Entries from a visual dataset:
....

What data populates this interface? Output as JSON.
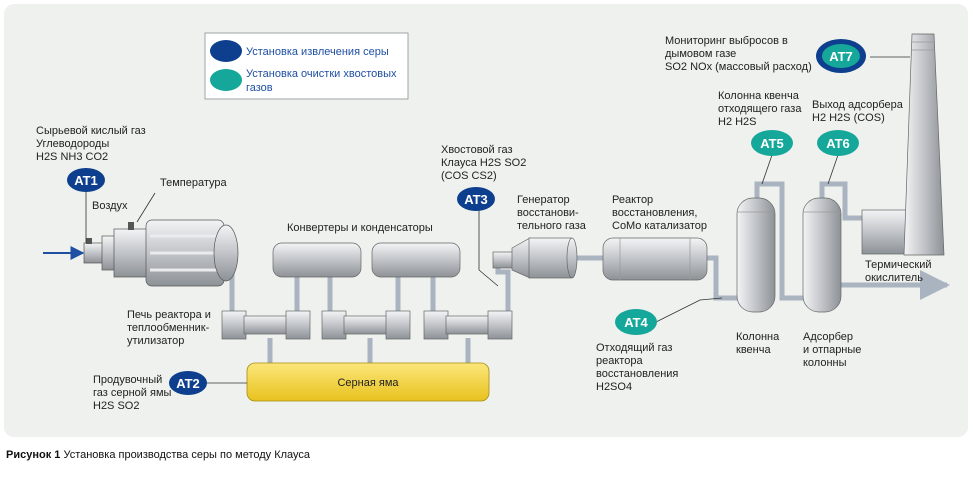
{
  "legend": {
    "recovery": "Установка извлечения серы",
    "tailgas_line1": "Установка очистки хвостовых",
    "tailgas_line2": "газов"
  },
  "colors": {
    "recovery": "#0e3f8e",
    "tailgas": "#16a79b",
    "panel": "#eef1ed",
    "pit": "#f5d53a",
    "equipment": "#c9ccd0",
    "pipe": "#a9b4c0",
    "arrow": "#1e4fa3"
  },
  "analyzers": {
    "at1": "AT1",
    "at2": "AT2",
    "at3": "AT3",
    "at4": "AT4",
    "at5": "AT5",
    "at6": "AT6",
    "at7": "AT7"
  },
  "labels": {
    "feed_gas": [
      "Сырьевой кислый газ",
      "Углеводороды",
      "H2S NH3 CO2"
    ],
    "air": "Воздух",
    "temperature": "Температура",
    "converters": "Конвертеры и конденсаторы",
    "furnace": [
      "Печь реактора и",
      "теплообменник-",
      "утилизатор"
    ],
    "degassing_gas": [
      "Продувочный",
      "газ серной ямы",
      "H2S SO2"
    ],
    "sulfur_pit": "Серная яма",
    "claus_tail_gas": [
      "Хвостовой газ",
      "Клауса H2S SO2",
      "(COS CS2)"
    ],
    "generator": [
      "Генератор",
      "восстанови-",
      "тельного газа"
    ],
    "reactor": [
      "Реактор",
      "восстановления,",
      "CoMo катализатор"
    ],
    "reactor_off_gas": [
      "Отходящий газ",
      "реактора",
      "восстановления",
      "H2SO4"
    ],
    "quench_off_gas": [
      "Колонна квенча",
      "отходящего газа",
      "H2 H2S"
    ],
    "absorber_out": [
      "Выход адсорбера",
      "H2 H2S (COS)"
    ],
    "stack_monitor": [
      "Мониторинг выбросов в",
      "дымовом газе",
      "SO2 NOx (массовый расход)"
    ],
    "quench_column": [
      "Колонна",
      "квенча"
    ],
    "absorber": [
      "Адсорбер",
      "и отпарные",
      "колонны"
    ],
    "oxidizer": [
      "Термический",
      "окислитель"
    ]
  },
  "caption": {
    "number": "Рисунок 1",
    "text": " Установка производства серы по методу Клауса"
  }
}
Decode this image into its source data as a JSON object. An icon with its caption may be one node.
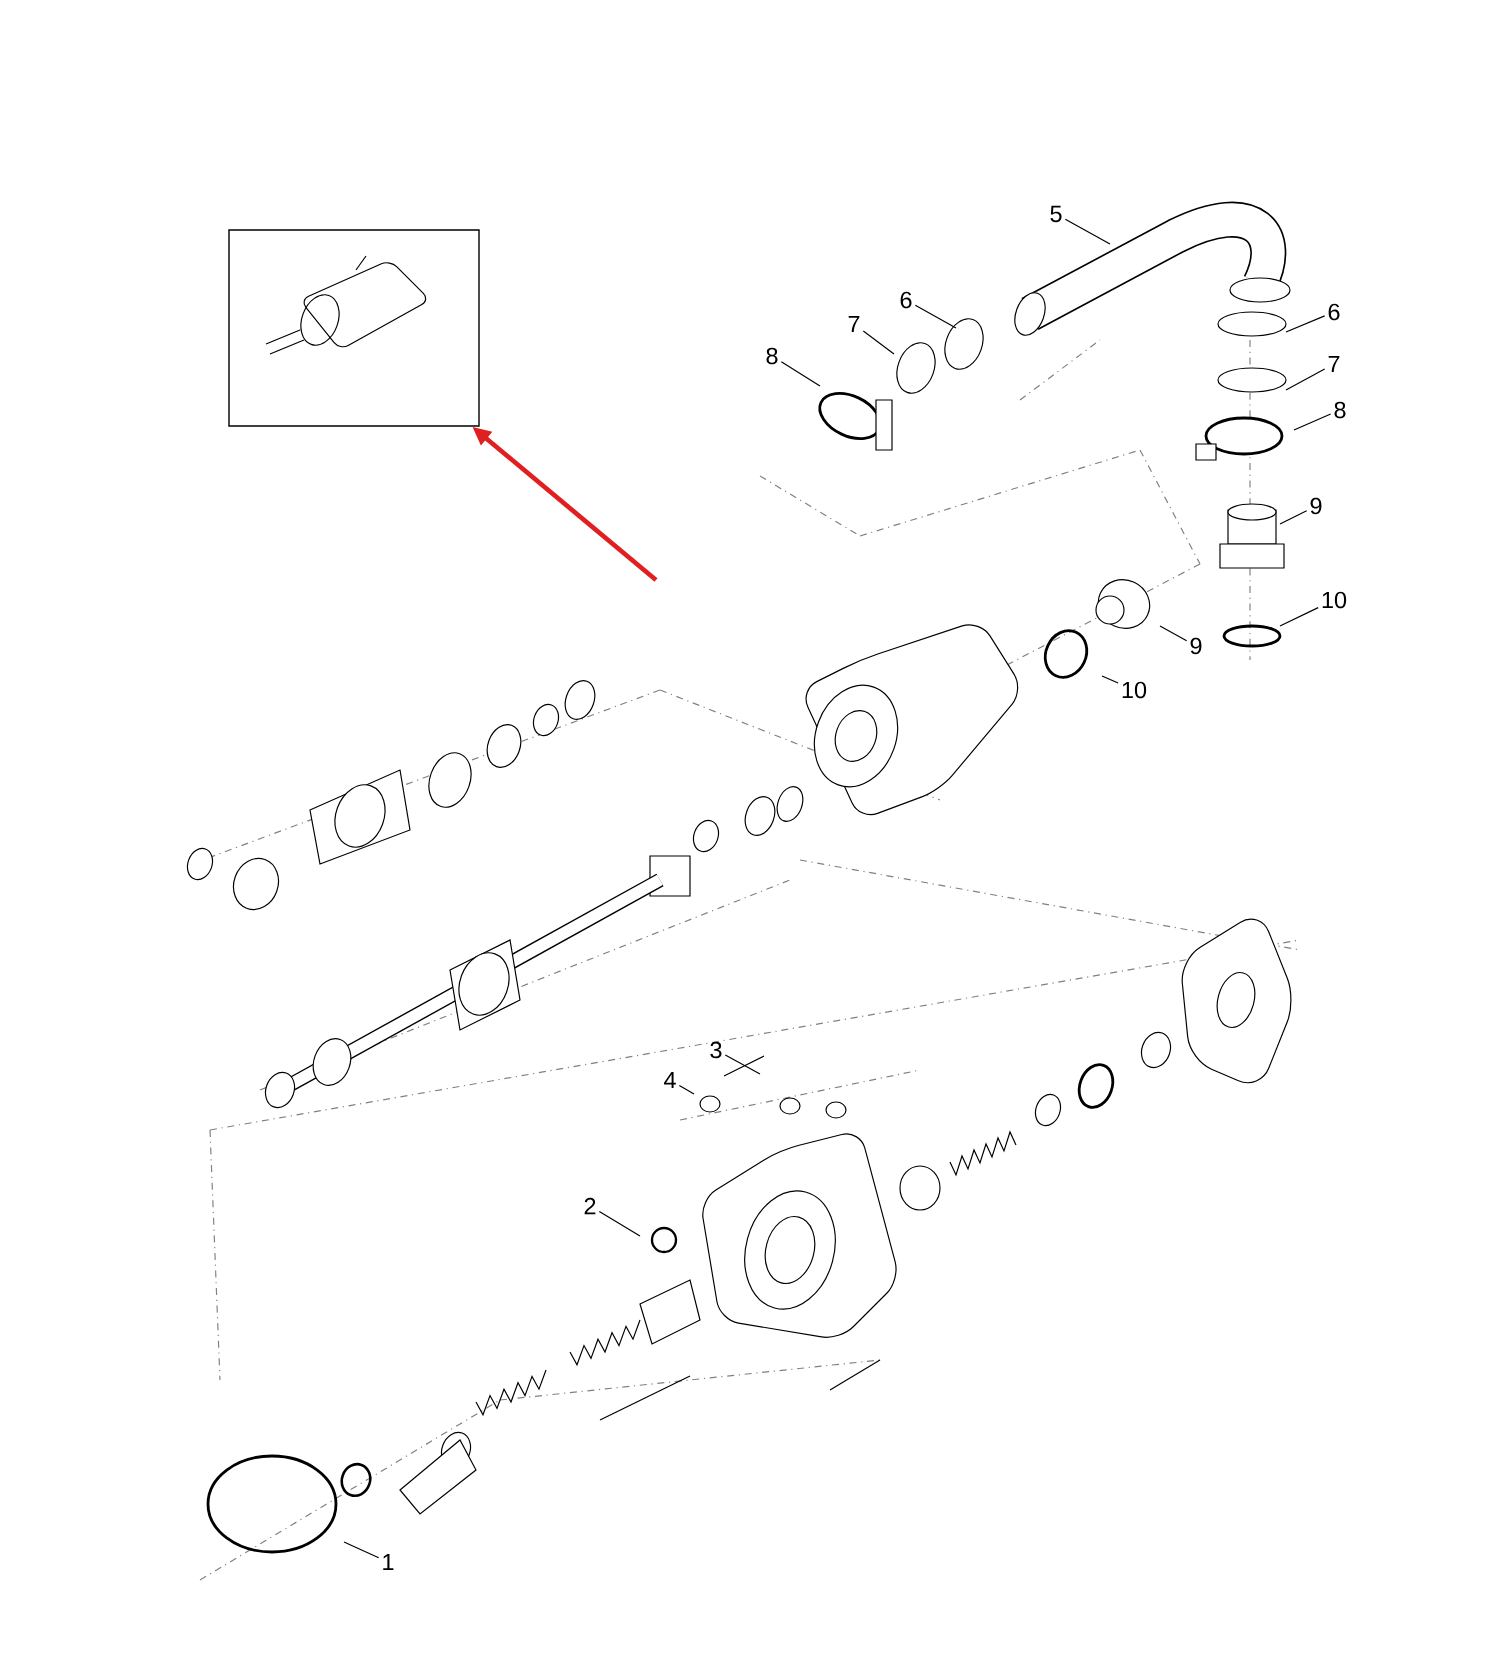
{
  "diagram": {
    "nodes": [
      {
        "text": [],
        "shape": "picture"
      },
      {
        "text": [
          "5"
        ]
      },
      {
        "text": [
          "6"
        ]
      },
      {
        "text": [
          "7"
        ]
      },
      {
        "text": [
          "8"
        ]
      },
      {
        "text": [
          "6"
        ]
      },
      {
        "text": [
          "7"
        ]
      },
      {
        "text": [
          "8"
        ]
      },
      {
        "text": [
          "9"
        ]
      },
      {
        "text": [
          "10"
        ]
      },
      {
        "text": [
          "9"
        ]
      },
      {
        "text": [
          "10"
        ]
      },
      {
        "text": [
          "3"
        ]
      },
      {
        "text": [
          "4"
        ]
      },
      {
        "text": [
          "2"
        ]
      },
      {
        "text": [
          "1"
        ]
      }
    ],
    "edges": [
      {
        "from": null,
        "to": 0,
        "arrow": "to",
        "color": "#e02020",
        "style": "thick"
      },
      {
        "from": 1,
        "to": null,
        "arrow": "none"
      },
      {
        "from": 2,
        "to": null,
        "arrow": "none"
      },
      {
        "from": 3,
        "to": null,
        "arrow": "none"
      },
      {
        "from": 4,
        "to": null,
        "arrow": "none"
      },
      {
        "from": 5,
        "to": null,
        "arrow": "none"
      },
      {
        "from": 6,
        "to": null,
        "arrow": "none"
      },
      {
        "from": 7,
        "to": null,
        "arrow": "none"
      },
      {
        "from": 8,
        "to": null,
        "arrow": "none"
      },
      {
        "from": 9,
        "to": null,
        "arrow": "none"
      },
      {
        "from": 10,
        "to": null,
        "arrow": "none"
      },
      {
        "from": 11,
        "to": null,
        "arrow": "none"
      },
      {
        "from": 12,
        "to": null,
        "arrow": "none"
      },
      {
        "from": 13,
        "to": null,
        "arrow": "none"
      },
      {
        "from": 14,
        "to": null,
        "arrow": "none"
      },
      {
        "from": 15,
        "to": null,
        "arrow": "none"
      }
    ]
  }
}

....

**STATED EXERCISE**:
From the records above, pick out and copy each line holding the word "серы".

**ANSWER TO THIS EXERCISE**:
    "recovery": "Установка извлечения серы",
    "text": " Установка производства серы по методу Клауса"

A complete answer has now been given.